→ **The data**:
*-*-*
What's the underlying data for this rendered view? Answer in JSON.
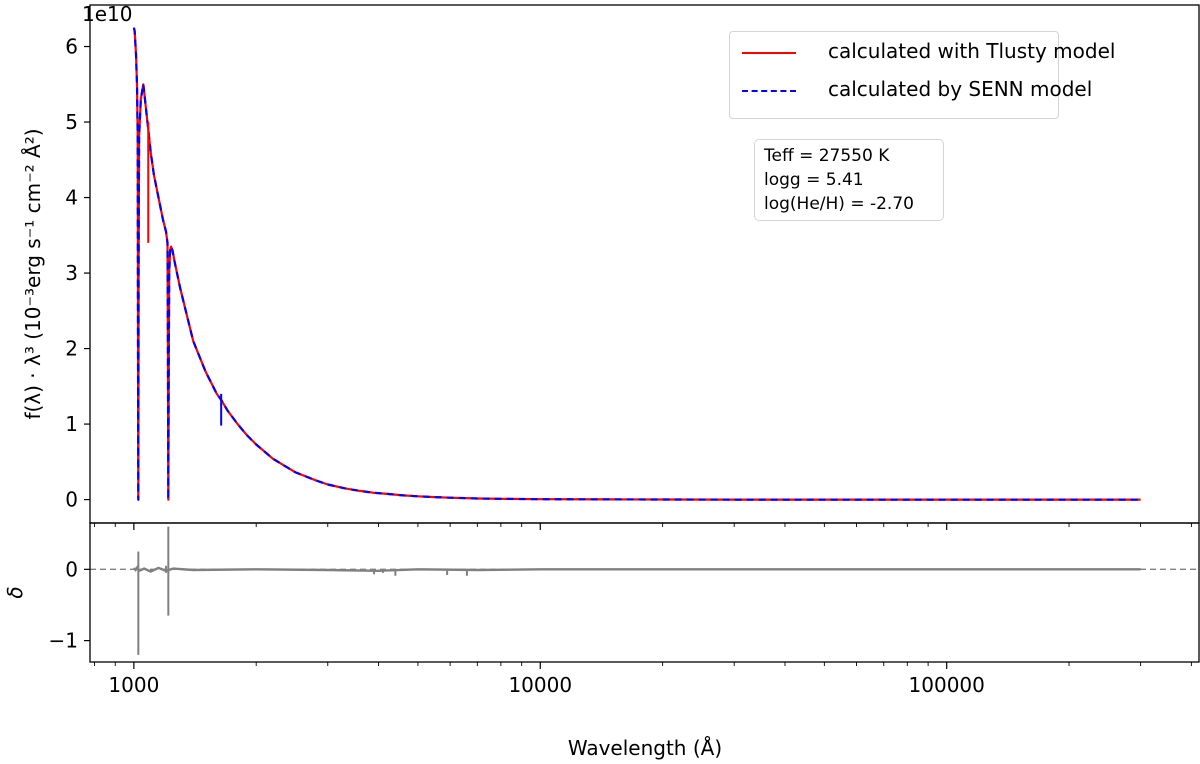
{
  "chart_data": [
    {
      "type": "line",
      "panel": "main",
      "x_scale": "log",
      "xlim": [
        780,
        420000
      ],
      "ylim": [
        -3100000000.0,
        65500000000.0
      ],
      "offset_text": "1e10",
      "ylabel": "f(λ) · λ³ (10⁻³erg s⁻¹ cm⁻² Å²)",
      "yticks": [
        {
          "value": 0,
          "label": "0"
        },
        {
          "value": 10000000000.0,
          "label": "1"
        },
        {
          "value": 20000000000.0,
          "label": "2"
        },
        {
          "value": 30000000000.0,
          "label": "3"
        },
        {
          "value": 40000000000.0,
          "label": "4"
        },
        {
          "value": 50000000000.0,
          "label": "5"
        },
        {
          "value": 60000000000.0,
          "label": "6"
        }
      ],
      "legend": {
        "placement": "top-right",
        "entries": [
          {
            "label": "calculated with Tlusty model",
            "color": "#ff0000",
            "style": "solid"
          },
          {
            "label": "calculated by SENN model",
            "color": "#0000ff",
            "style": "dashed"
          }
        ]
      },
      "annotation": [
        "Teff = 27550 K",
        "logg = 5.41",
        "log(He/H) = -2.70"
      ],
      "series": [
        {
          "name": "calculated with Tlusty model",
          "color": "#ff0000",
          "style": "solid",
          "x": [
            1000,
            1005,
            1012,
            1018,
            1022,
            1024,
            1025.7,
            1027,
            1030,
            1040,
            1055,
            1065,
            1075,
            1085,
            1100,
            1120,
            1150,
            1180,
            1200,
            1210,
            1213,
            1215.7,
            1218,
            1222,
            1228,
            1235,
            1245,
            1260,
            1300,
            1400,
            1500,
            1600,
            1640,
            1700,
            1800,
            1900,
            2000,
            2200,
            2500,
            2800,
            3000,
            3300,
            3600,
            3900,
            4200,
            4600,
            5000,
            5500,
            6000,
            7000,
            8000,
            10000,
            15000,
            20000,
            30000,
            50000,
            100000,
            200000,
            300000
          ],
          "y": [
            62500000000.0,
            62000000000.0,
            59000000000.0,
            55000000000.0,
            48000000000.0,
            20000000000.0,
            0.0,
            30000000000.0,
            48000000000.0,
            53000000000.0,
            55000000000.0,
            53000000000.0,
            51000000000.0,
            49000000000.0,
            46000000000.0,
            43000000000.0,
            40000000000.0,
            37000000000.0,
            35500000000.0,
            34000000000.0,
            20000000000.0,
            0.0,
            15000000000.0,
            30000000000.0,
            33000000000.0,
            33500000000.0,
            33000000000.0,
            31500000000.0,
            28000000000.0,
            21000000000.0,
            17000000000.0,
            14000000000.0,
            13200000000.0,
            11800000000.0,
            10000000000.0,
            8500000000.0,
            7300000000.0,
            5400000000.0,
            3600000000.0,
            2550000000.0,
            2000000000.0,
            1500000000.0,
            1150000000.0,
            900000000.0,
            750000000.0,
            560000000.0,
            440000000.0,
            330000000.0,
            250000000.0,
            150000000.0,
            100000000.0,
            50000000.0,
            20000000.0,
            10000000.0,
            4000000.0,
            1500000.0,
            500000.0,
            200000.0,
            100000.0
          ]
        },
        {
          "name": "calculated by SENN model",
          "color": "#0000ff",
          "style": "dashed",
          "x": [
            1000,
            1005,
            1012,
            1018,
            1022,
            1024,
            1025.7,
            1027,
            1030,
            1040,
            1055,
            1065,
            1075,
            1085,
            1100,
            1120,
            1150,
            1180,
            1200,
            1210,
            1213,
            1215.7,
            1218,
            1222,
            1228,
            1235,
            1245,
            1260,
            1300,
            1400,
            1500,
            1600,
            1640,
            1700,
            1800,
            1900,
            2000,
            2200,
            2500,
            2800,
            3000,
            3300,
            3600,
            3900,
            4200,
            4600,
            5000,
            5500,
            6000,
            7000,
            8000,
            10000,
            15000,
            20000,
            30000,
            50000,
            100000,
            200000,
            300000
          ],
          "y": [
            62500000000.0,
            62000000000.0,
            59000000000.0,
            55000000000.0,
            48000000000.0,
            20000000000.0,
            0.0,
            30000000000.0,
            48000000000.0,
            53000000000.0,
            55000000000.0,
            53000000000.0,
            51000000000.0,
            49000000000.0,
            46000000000.0,
            43000000000.0,
            40000000000.0,
            37000000000.0,
            35500000000.0,
            34000000000.0,
            20000000000.0,
            0.0,
            15000000000.0,
            30000000000.0,
            33000000000.0,
            33500000000.0,
            33000000000.0,
            31500000000.0,
            28000000000.0,
            21000000000.0,
            17000000000.0,
            14000000000.0,
            13200000000.0,
            11800000000.0,
            10000000000.0,
            8500000000.0,
            7300000000.0,
            5400000000.0,
            3600000000.0,
            2550000000.0,
            2000000000.0,
            1500000000.0,
            1150000000.0,
            900000000.0,
            750000000.0,
            560000000.0,
            440000000.0,
            330000000.0,
            250000000.0,
            150000000.0,
            100000000.0,
            50000000.0,
            20000000.0,
            10000000.0,
            4000000.0,
            1500000.0,
            500000.0,
            200000.0,
            100000.0
          ]
        }
      ],
      "spikes": [
        {
          "x": 1085,
          "y_from": 50000000000.0,
          "y_to": 34000000000.0,
          "color": "#ff0000"
        },
        {
          "x": 1640,
          "y_from": 14000000000.0,
          "y_to": 9800000000.0,
          "color": "#0000ff"
        }
      ]
    },
    {
      "type": "line",
      "panel": "residual",
      "x_scale": "log",
      "xlim": [
        780,
        420000
      ],
      "ylim": [
        -1.3,
        0.65
      ],
      "ylabel": "δ",
      "xlabel": "Wavelength (Å)",
      "reference_line": {
        "y": 0,
        "color": "#808080",
        "style": "dashed"
      },
      "yticks": [
        {
          "value": -1,
          "label": "−1"
        },
        {
          "value": 0,
          "label": "0"
        }
      ],
      "xticks": [
        {
          "value": 1000,
          "label": "1000"
        },
        {
          "value": 10000,
          "label": "10000"
        },
        {
          "value": 100000,
          "label": "100000"
        }
      ],
      "series": [
        {
          "color": "#808080",
          "x": [
            1000,
            1010,
            1020,
            1030,
            1060,
            1100,
            1150,
            1200,
            1250,
            1400,
            2000,
            3000,
            4000,
            5000,
            7000,
            10000,
            20000,
            50000,
            100000,
            200000,
            300000
          ],
          "y": [
            0.02,
            -0.01,
            0.03,
            -0.02,
            0.01,
            -0.03,
            0.02,
            -0.02,
            0.01,
            -0.01,
            0.0,
            -0.01,
            -0.02,
            0.0,
            -0.01,
            0.0,
            0.0,
            0.0,
            0.0,
            0.0,
            0.0
          ]
        }
      ],
      "spikes": [
        {
          "x": 1025.7,
          "y_from": 0.25,
          "y_to": -1.2
        },
        {
          "x": 1215.7,
          "y_from": 0.6,
          "y_to": -0.65
        },
        {
          "x": 1200,
          "y_from": 0.05,
          "y_to": -0.05
        },
        {
          "x": 3900,
          "y_from": 0.0,
          "y_to": -0.07
        },
        {
          "x": 4100,
          "y_from": 0.0,
          "y_to": -0.05
        },
        {
          "x": 4400,
          "y_from": 0.0,
          "y_to": -0.09
        },
        {
          "x": 5900,
          "y_from": 0.0,
          "y_to": -0.08
        },
        {
          "x": 6600,
          "y_from": 0.0,
          "y_to": -0.09
        }
      ]
    }
  ]
}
*-*-*
→ **Given request**:
Reproduce the material above in full, exactly, with no images.

→ **Problem solution**:
What's the underlying data for this rendered view? Answer in JSON.
{
  "chart_data": [
    {
      "type": "line",
      "panel": "main",
      "x_scale": "log",
      "xlim": [
        780,
        420000
      ],
      "ylim": [
        -3100000000.0,
        65500000000.0
      ],
      "offset_text": "1e10",
      "ylabel": "f(λ) · λ³ (10⁻³erg s⁻¹ cm⁻² Å²)",
      "yticks": [
        {
          "value": 0,
          "label": "0"
        },
        {
          "value": 10000000000.0,
          "label": "1"
        },
        {
          "value": 20000000000.0,
          "label": "2"
        },
        {
          "value": 30000000000.0,
          "label": "3"
        },
        {
          "value": 40000000000.0,
          "label": "4"
        },
        {
          "value": 50000000000.0,
          "label": "5"
        },
        {
          "value": 60000000000.0,
          "label": "6"
        }
      ],
      "legend": {
        "placement": "top-right",
        "entries": [
          {
            "label": "calculated with Tlusty model",
            "color": "#ff0000",
            "style": "solid"
          },
          {
            "label": "calculated by SENN model",
            "color": "#0000ff",
            "style": "dashed"
          }
        ]
      },
      "annotation": [
        "Teff = 27550 K",
        "logg = 5.41",
        "log(He/H) = -2.70"
      ],
      "series": [
        {
          "name": "calculated with Tlusty model",
          "color": "#ff0000",
          "style": "solid",
          "x": [
            1000,
            1005,
            1012,
            1018,
            1022,
            1024,
            1025.7,
            1027,
            1030,
            1040,
            1055,
            1065,
            1075,
            1085,
            1100,
            1120,
            1150,
            1180,
            1200,
            1210,
            1213,
            1215.7,
            1218,
            1222,
            1228,
            1235,
            1245,
            1260,
            1300,
            1400,
            1500,
            1600,
            1640,
            1700,
            1800,
            1900,
            2000,
            2200,
            2500,
            2800,
            3000,
            3300,
            3600,
            3900,
            4200,
            4600,
            5000,
            5500,
            6000,
            7000,
            8000,
            10000,
            15000,
            20000,
            30000,
            50000,
            100000,
            200000,
            300000
          ],
          "y": [
            62500000000.0,
            62000000000.0,
            59000000000.0,
            55000000000.0,
            48000000000.0,
            20000000000.0,
            0.0,
            30000000000.0,
            48000000000.0,
            53000000000.0,
            55000000000.0,
            53000000000.0,
            51000000000.0,
            49000000000.0,
            46000000000.0,
            43000000000.0,
            40000000000.0,
            37000000000.0,
            35500000000.0,
            34000000000.0,
            20000000000.0,
            0.0,
            15000000000.0,
            30000000000.0,
            33000000000.0,
            33500000000.0,
            33000000000.0,
            31500000000.0,
            28000000000.0,
            21000000000.0,
            17000000000.0,
            14000000000.0,
            13200000000.0,
            11800000000.0,
            10000000000.0,
            8500000000.0,
            7300000000.0,
            5400000000.0,
            3600000000.0,
            2550000000.0,
            2000000000.0,
            1500000000.0,
            1150000000.0,
            900000000.0,
            750000000.0,
            560000000.0,
            440000000.0,
            330000000.0,
            250000000.0,
            150000000.0,
            100000000.0,
            50000000.0,
            20000000.0,
            10000000.0,
            4000000.0,
            1500000.0,
            500000.0,
            200000.0,
            100000.0
          ]
        },
        {
          "name": "calculated by SENN model",
          "color": "#0000ff",
          "style": "dashed",
          "x": [
            1000,
            1005,
            1012,
            1018,
            1022,
            1024,
            1025.7,
            1027,
            1030,
            1040,
            1055,
            1065,
            1075,
            1085,
            1100,
            1120,
            1150,
            1180,
            1200,
            1210,
            1213,
            1215.7,
            1218,
            1222,
            1228,
            1235,
            1245,
            1260,
            1300,
            1400,
            1500,
            1600,
            1640,
            1700,
            1800,
            1900,
            2000,
            2200,
            2500,
            2800,
            3000,
            3300,
            3600,
            3900,
            4200,
            4600,
            5000,
            5500,
            6000,
            7000,
            8000,
            10000,
            15000,
            20000,
            30000,
            50000,
            100000,
            200000,
            300000
          ],
          "y": [
            62500000000.0,
            62000000000.0,
            59000000000.0,
            55000000000.0,
            48000000000.0,
            20000000000.0,
            0.0,
            30000000000.0,
            48000000000.0,
            53000000000.0,
            55000000000.0,
            53000000000.0,
            51000000000.0,
            49000000000.0,
            46000000000.0,
            43000000000.0,
            40000000000.0,
            37000000000.0,
            35500000000.0,
            34000000000.0,
            20000000000.0,
            0.0,
            15000000000.0,
            30000000000.0,
            33000000000.0,
            33500000000.0,
            33000000000.0,
            31500000000.0,
            28000000000.0,
            21000000000.0,
            17000000000.0,
            14000000000.0,
            13200000000.0,
            11800000000.0,
            10000000000.0,
            8500000000.0,
            7300000000.0,
            5400000000.0,
            3600000000.0,
            2550000000.0,
            2000000000.0,
            1500000000.0,
            1150000000.0,
            900000000.0,
            750000000.0,
            560000000.0,
            440000000.0,
            330000000.0,
            250000000.0,
            150000000.0,
            100000000.0,
            50000000.0,
            20000000.0,
            10000000.0,
            4000000.0,
            1500000.0,
            500000.0,
            200000.0,
            100000.0
          ]
        }
      ],
      "spikes": [
        {
          "x": 1085,
          "y_from": 50000000000.0,
          "y_to": 34000000000.0,
          "color": "#ff0000"
        },
        {
          "x": 1640,
          "y_from": 14000000000.0,
          "y_to": 9800000000.0,
          "color": "#0000ff"
        }
      ]
    },
    {
      "type": "line",
      "panel": "residual",
      "x_scale": "log",
      "xlim": [
        780,
        420000
      ],
      "ylim": [
        -1.3,
        0.65
      ],
      "ylabel": "δ",
      "xlabel": "Wavelength (Å)",
      "reference_line": {
        "y": 0,
        "color": "#808080",
        "style": "dashed"
      },
      "yticks": [
        {
          "value": -1,
          "label": "−1"
        },
        {
          "value": 0,
          "label": "0"
        }
      ],
      "xticks": [
        {
          "value": 1000,
          "label": "1000"
        },
        {
          "value": 10000,
          "label": "10000"
        },
        {
          "value": 100000,
          "label": "100000"
        }
      ],
      "series": [
        {
          "color": "#808080",
          "x": [
            1000,
            1010,
            1020,
            1030,
            1060,
            1100,
            1150,
            1200,
            1250,
            1400,
            2000,
            3000,
            4000,
            5000,
            7000,
            10000,
            20000,
            50000,
            100000,
            200000,
            300000
          ],
          "y": [
            0.02,
            -0.01,
            0.03,
            -0.02,
            0.01,
            -0.03,
            0.02,
            -0.02,
            0.01,
            -0.01,
            0.0,
            -0.01,
            -0.02,
            0.0,
            -0.01,
            0.0,
            0.0,
            0.0,
            0.0,
            0.0,
            0.0
          ]
        }
      ],
      "spikes": [
        {
          "x": 1025.7,
          "y_from": 0.25,
          "y_to": -1.2
        },
        {
          "x": 1215.7,
          "y_from": 0.6,
          "y_to": -0.65
        },
        {
          "x": 1200,
          "y_from": 0.05,
          "y_to": -0.05
        },
        {
          "x": 3900,
          "y_from": 0.0,
          "y_to": -0.07
        },
        {
          "x": 4100,
          "y_from": 0.0,
          "y_to": -0.05
        },
        {
          "x": 4400,
          "y_from": 0.0,
          "y_to": -0.09
        },
        {
          "x": 5900,
          "y_from": 0.0,
          "y_to": -0.08
        },
        {
          "x": 6600,
          "y_from": 0.0,
          "y_to": -0.09
        }
      ]
    }
  ]
}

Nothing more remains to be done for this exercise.